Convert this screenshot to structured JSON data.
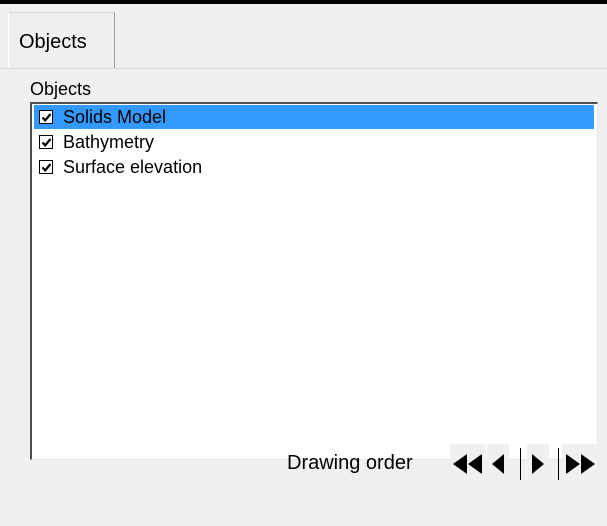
{
  "tab": {
    "label": "Objects"
  },
  "group": {
    "label": "Objects"
  },
  "objects": [
    {
      "label": "Solids Model",
      "checked": true,
      "selected": true
    },
    {
      "label": "Bathymetry",
      "checked": true,
      "selected": false
    },
    {
      "label": "Surface elevation",
      "checked": true,
      "selected": false
    }
  ],
  "drawing_order": {
    "label": "Drawing order",
    "buttons": [
      {
        "name": "move-to-back",
        "icon": "double-left-arrow-icon"
      },
      {
        "name": "move-backward",
        "icon": "left-arrow-icon"
      },
      {
        "name": "move-forward",
        "icon": "right-arrow-icon"
      },
      {
        "name": "move-to-front",
        "icon": "double-right-arrow-icon"
      }
    ]
  },
  "colors": {
    "selection": "#3399ff",
    "background": "#f0f0f0",
    "list_background": "#ffffff"
  }
}
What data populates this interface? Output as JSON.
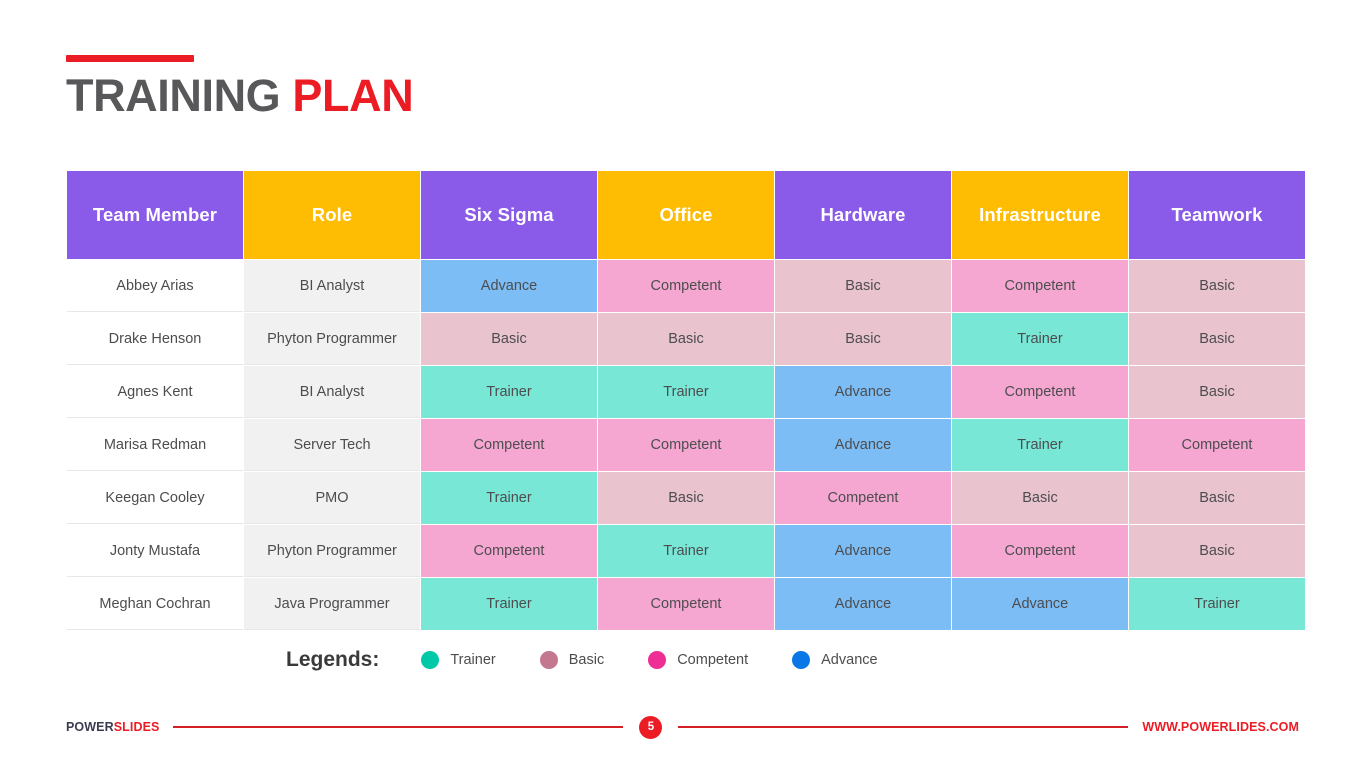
{
  "title": {
    "primary": "TRAINING ",
    "accent": "PLAN",
    "rule_color": "#ec1c24",
    "primary_color": "#58585b"
  },
  "table": {
    "columns": [
      {
        "label": "Team Member",
        "header_color": "#8a5ae8",
        "kind": "name"
      },
      {
        "label": "Role",
        "header_color": "#febc02",
        "kind": "role"
      },
      {
        "label": "Six Sigma",
        "header_color": "#8a5ae8",
        "kind": "skill"
      },
      {
        "label": "Office",
        "header_color": "#febc02",
        "kind": "skill"
      },
      {
        "label": "Hardware",
        "header_color": "#8a5ae8",
        "kind": "skill"
      },
      {
        "label": "Infrastructure",
        "header_color": "#febc02",
        "kind": "skill"
      },
      {
        "label": "Teamwork",
        "header_color": "#8a5ae8",
        "kind": "skill"
      }
    ],
    "rows": [
      {
        "name": "Abbey Arias",
        "role": "BI Analyst",
        "skills": [
          "Advance",
          "Competent",
          "Basic",
          "Competent",
          "Basic"
        ]
      },
      {
        "name": "Drake Henson",
        "role": "Phyton Programmer",
        "skills": [
          "Basic",
          "Basic",
          "Basic",
          "Trainer",
          "Basic"
        ]
      },
      {
        "name": "Agnes Kent",
        "role": "BI Analyst",
        "skills": [
          "Trainer",
          "Trainer",
          "Advance",
          "Competent",
          "Basic"
        ]
      },
      {
        "name": "Marisa Redman",
        "role": "Server Tech",
        "skills": [
          "Competent",
          "Competent",
          "Advance",
          "Trainer",
          "Competent"
        ]
      },
      {
        "name": "Keegan Cooley",
        "role": "PMO",
        "skills": [
          "Trainer",
          "Basic",
          "Competent",
          "Basic",
          "Basic"
        ]
      },
      {
        "name": "Jonty Mustafa",
        "role": "Phyton Programmer",
        "skills": [
          "Competent",
          "Trainer",
          "Advance",
          "Competent",
          "Basic"
        ]
      },
      {
        "name": "Meghan Cochran",
        "role": "Java Programmer",
        "skills": [
          "Trainer",
          "Competent",
          "Advance",
          "Advance",
          "Trainer"
        ]
      }
    ]
  },
  "level_colors": {
    "Trainer": "#79e7d6",
    "Basic": "#e9c3ce",
    "Competent": "#f5a7d1",
    "Advance": "#7cbdf5"
  },
  "legends": {
    "label": "Legends:",
    "items": [
      {
        "label": "Trainer",
        "dot_color": "#00c9a7"
      },
      {
        "label": "Basic",
        "dot_color": "#c4788f"
      },
      {
        "label": "Competent",
        "dot_color": "#ee2e95"
      },
      {
        "label": "Advance",
        "dot_color": "#0a77e8"
      }
    ]
  },
  "footer": {
    "brand_primary": "POWER",
    "brand_accent": "SLIDES",
    "page_number": "5",
    "url": "WWW.POWERLIDES.COM",
    "accent_color": "#ec1c24"
  }
}
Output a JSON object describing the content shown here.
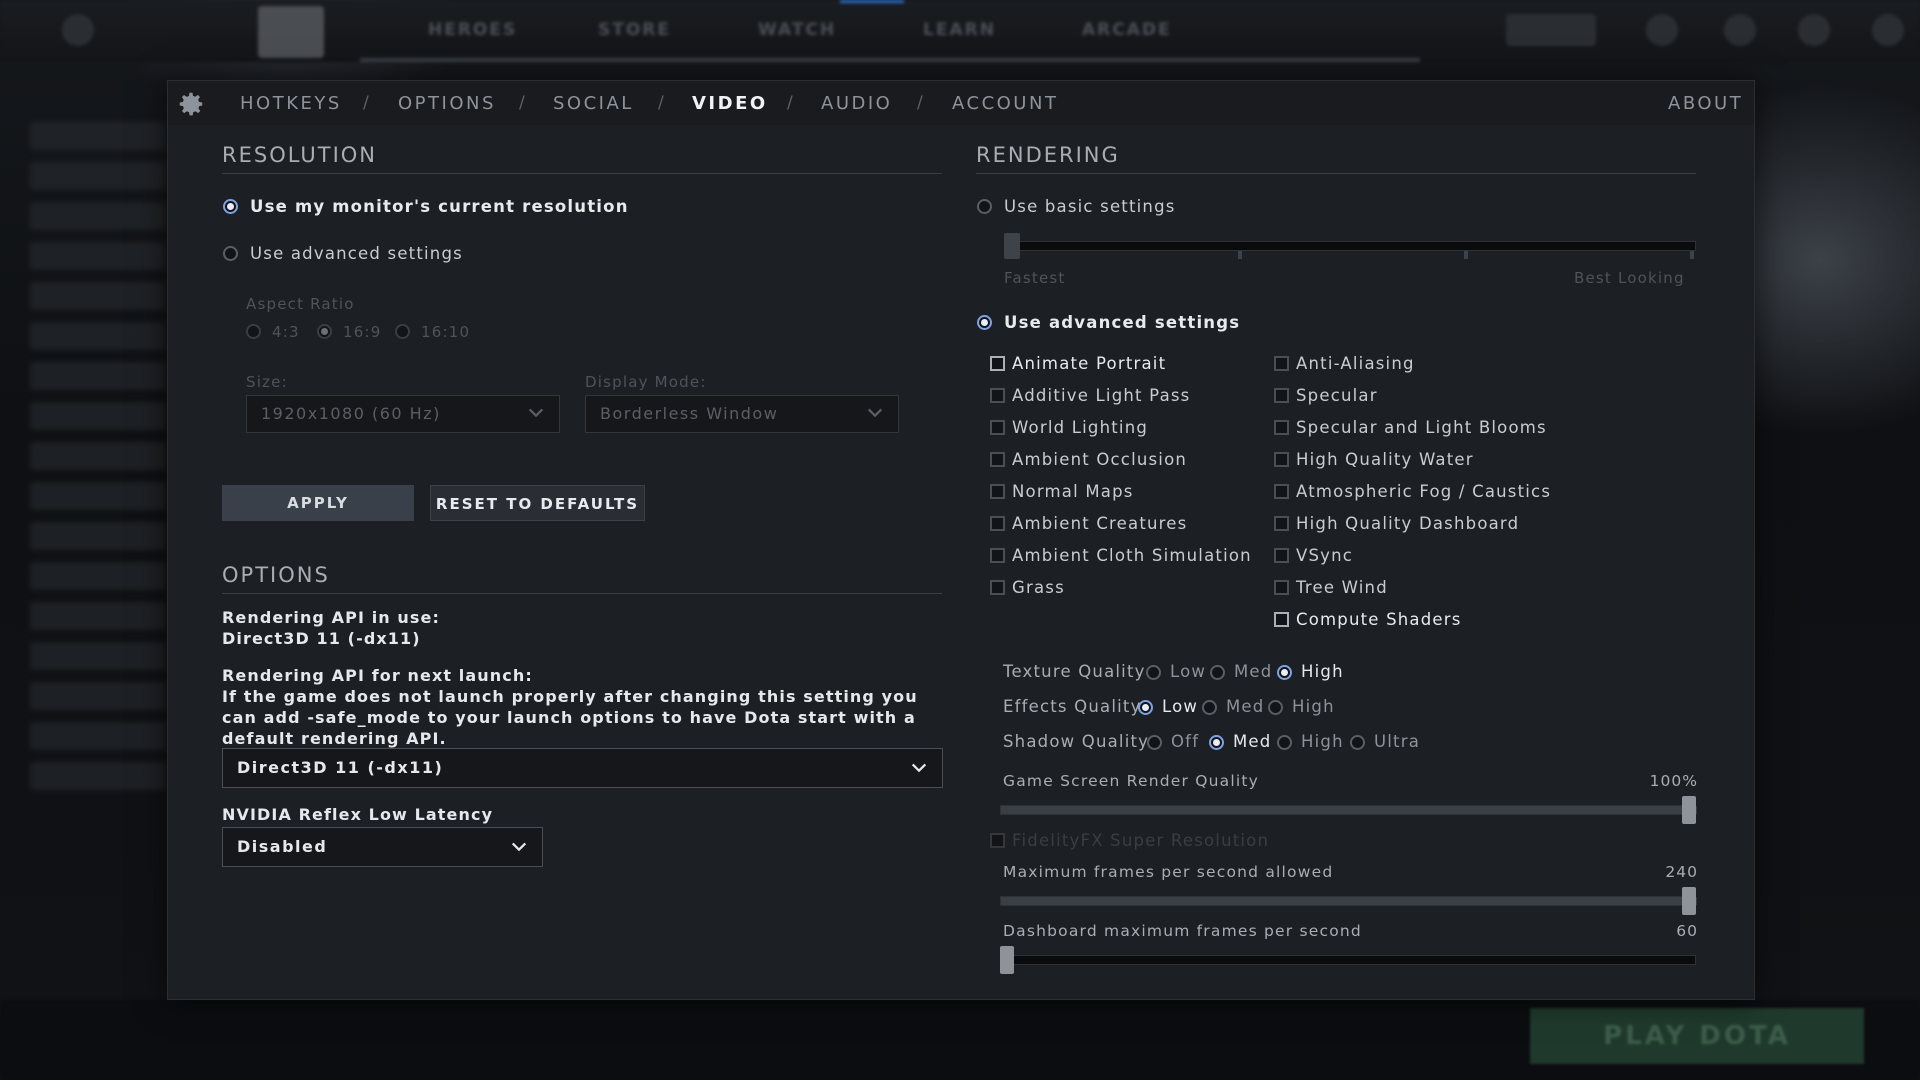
{
  "topnav": [
    "HEROES",
    "STORE",
    "WATCH",
    "LEARN",
    "ARCADE"
  ],
  "tabs": {
    "items": [
      "HOTKEYS",
      "OPTIONS",
      "SOCIAL",
      "VIDEO",
      "AUDIO",
      "ACCOUNT"
    ],
    "active": "VIDEO",
    "about": "ABOUT"
  },
  "resolution": {
    "title": "RESOLUTION",
    "use_monitor": "Use my monitor's current resolution",
    "use_advanced": "Use advanced settings",
    "aspect_ratio_label": "Aspect Ratio",
    "aspect_options": [
      "4:3",
      "16:9",
      "16:10"
    ],
    "aspect_selected": "16:9",
    "size_label": "Size:",
    "size_value": "1920x1080 (60 Hz)",
    "display_mode_label": "Display Mode:",
    "display_mode_value": "Borderless Window",
    "apply": "APPLY",
    "reset": "RESET TO DEFAULTS"
  },
  "options": {
    "title": "OPTIONS",
    "api_in_use_label": "Rendering API in use:",
    "api_in_use_value": "Direct3D 11 (-dx11)",
    "api_next_label": "Rendering API for next launch:",
    "api_next_help": "If the game does not launch properly after changing this setting you can add -safe_mode to your launch options to have Dota start with a default rendering API.",
    "api_next_value": "Direct3D 11 (-dx11)",
    "reflex_label": "NVIDIA Reflex Low Latency",
    "reflex_value": "Disabled"
  },
  "rendering": {
    "title": "RENDERING",
    "use_basic": "Use basic settings",
    "fastest": "Fastest",
    "best_looking": "Best Looking",
    "use_advanced": "Use advanced settings",
    "checks_left": [
      {
        "label": "Animate Portrait",
        "checked": false
      },
      {
        "label": "Additive Light Pass",
        "checked": false
      },
      {
        "label": "World Lighting",
        "checked": false
      },
      {
        "label": "Ambient Occlusion",
        "checked": false
      },
      {
        "label": "Normal Maps",
        "checked": false
      },
      {
        "label": "Ambient Creatures",
        "checked": false
      },
      {
        "label": "Ambient Cloth Simulation",
        "checked": false
      },
      {
        "label": "Grass",
        "checked": false
      }
    ],
    "checks_right": [
      {
        "label": "Anti-Aliasing",
        "checked": false
      },
      {
        "label": "Specular",
        "checked": false
      },
      {
        "label": "Specular and Light Blooms",
        "checked": false
      },
      {
        "label": "High Quality Water",
        "checked": false
      },
      {
        "label": "Atmospheric Fog / Caustics",
        "checked": false
      },
      {
        "label": "High Quality Dashboard",
        "checked": false
      },
      {
        "label": "VSync",
        "checked": false
      },
      {
        "label": "Tree Wind",
        "checked": false
      },
      {
        "label": "Compute Shaders",
        "checked": false
      }
    ],
    "texture_quality": {
      "label": "Texture Quality",
      "options": [
        "Low",
        "Med",
        "High"
      ],
      "selected": "High"
    },
    "effects_quality": {
      "label": "Effects Quality",
      "options": [
        "Low",
        "Med",
        "High"
      ],
      "selected": "Low"
    },
    "shadow_quality": {
      "label": "Shadow Quality",
      "options": [
        "Off",
        "Med",
        "High",
        "Ultra"
      ],
      "selected": "Med"
    },
    "render_quality": {
      "label": "Game Screen Render Quality",
      "value": "100%",
      "fraction": 1.0
    },
    "fsr": "FidelityFX Super Resolution",
    "max_fps": {
      "label": "Maximum frames per second allowed",
      "value": "240",
      "fraction": 1.0
    },
    "dashboard_fps": {
      "label": "Dashboard maximum frames per second",
      "value": "60",
      "fraction": 0.0
    }
  },
  "play_button": "PLAY DOTA"
}
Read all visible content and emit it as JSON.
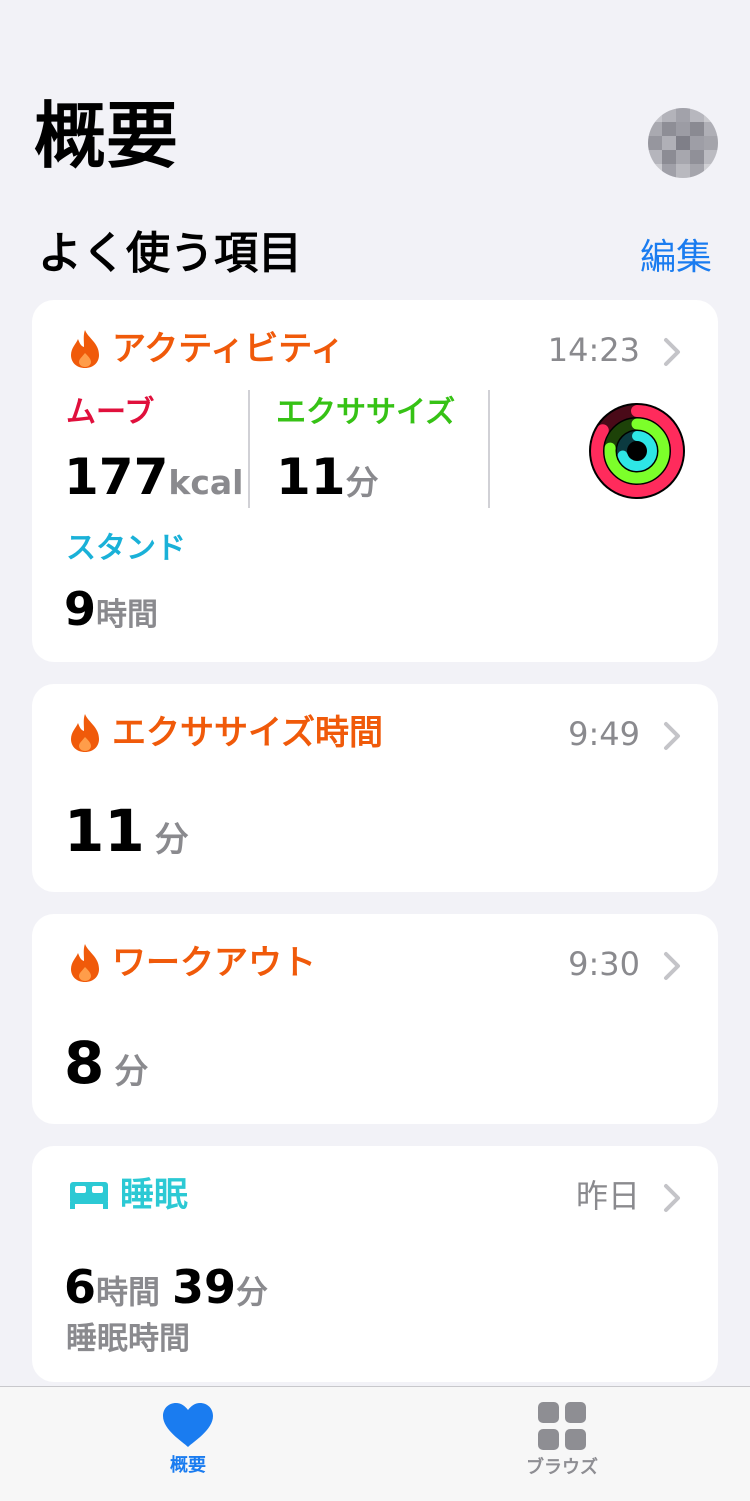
{
  "header": {
    "title": "概要"
  },
  "favorites": {
    "title": "よく使う項目",
    "edit": "編集"
  },
  "activity": {
    "title": "アクティビティ",
    "time": "14:23",
    "move": {
      "label": "ムーブ",
      "value": "177",
      "unit": "kcal"
    },
    "exercise": {
      "label": "エクササイズ",
      "value": "11",
      "unit": "分"
    },
    "stand": {
      "label": "スタンド",
      "value": "9",
      "unit": "時間"
    },
    "colors": {
      "move": "#e0103c",
      "exercise": "#36c215",
      "stand": "#1ab1d8"
    }
  },
  "exercise_time": {
    "title": "エクササイズ時間",
    "time": "9:49",
    "value": "11",
    "unit": "分"
  },
  "workout": {
    "title": "ワークアウト",
    "time": "9:30",
    "value": "8",
    "unit": "分"
  },
  "sleep": {
    "title": "睡眠",
    "time": "昨日",
    "hours": "6",
    "hours_unit": "時間",
    "minutes": "39",
    "minutes_unit": "分",
    "caption": "睡眠時間"
  },
  "tabbar": {
    "summary": "概要",
    "browse": "ブラウズ"
  },
  "colors": {
    "accent": "#1a7cf0",
    "activity": "#f05a0a",
    "sleep": "#2cc9d4"
  },
  "icons": [
    "flame-icon",
    "bed-icon",
    "chevron-right-icon",
    "heart-icon",
    "grid-icon",
    "activity-rings-icon"
  ]
}
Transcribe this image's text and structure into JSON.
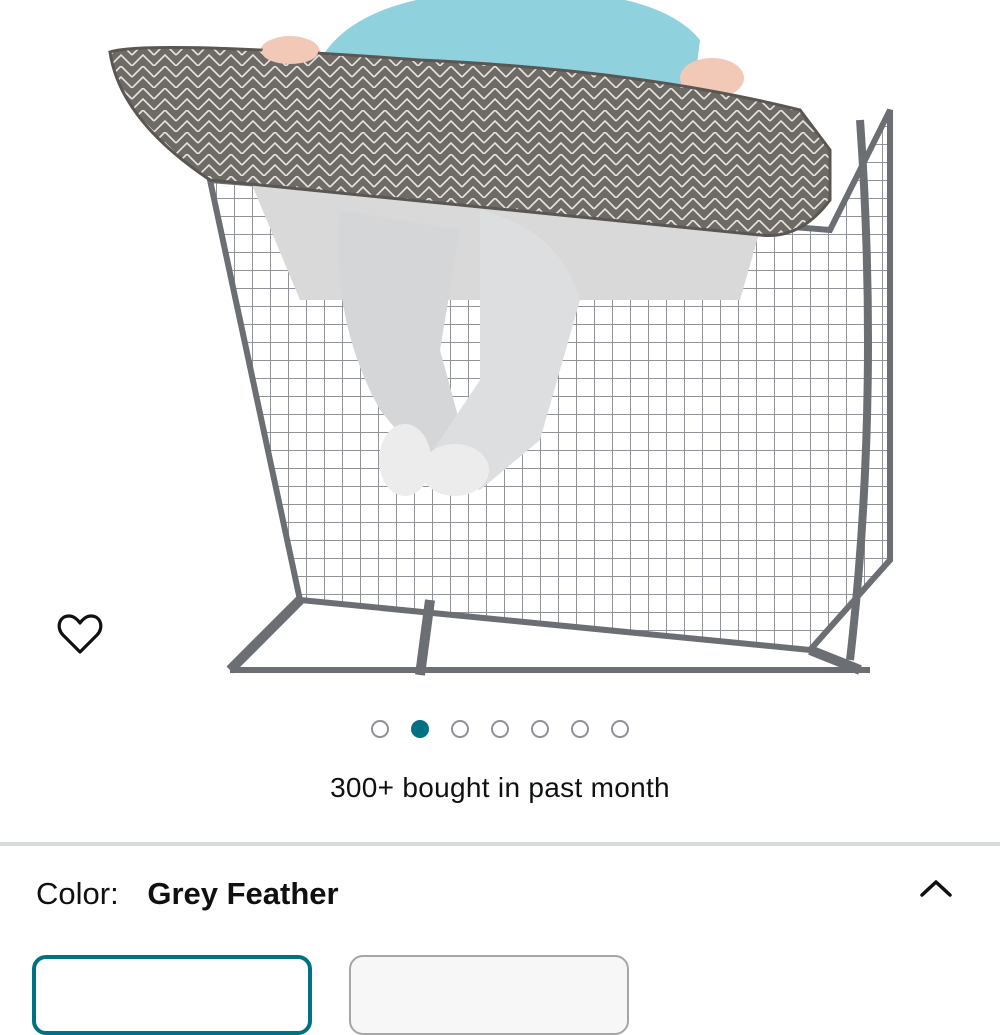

+ + +

- **What is being asked**
Of the lines in the entries, how many include the word "Specular"? State only the number.

- **The answer**
2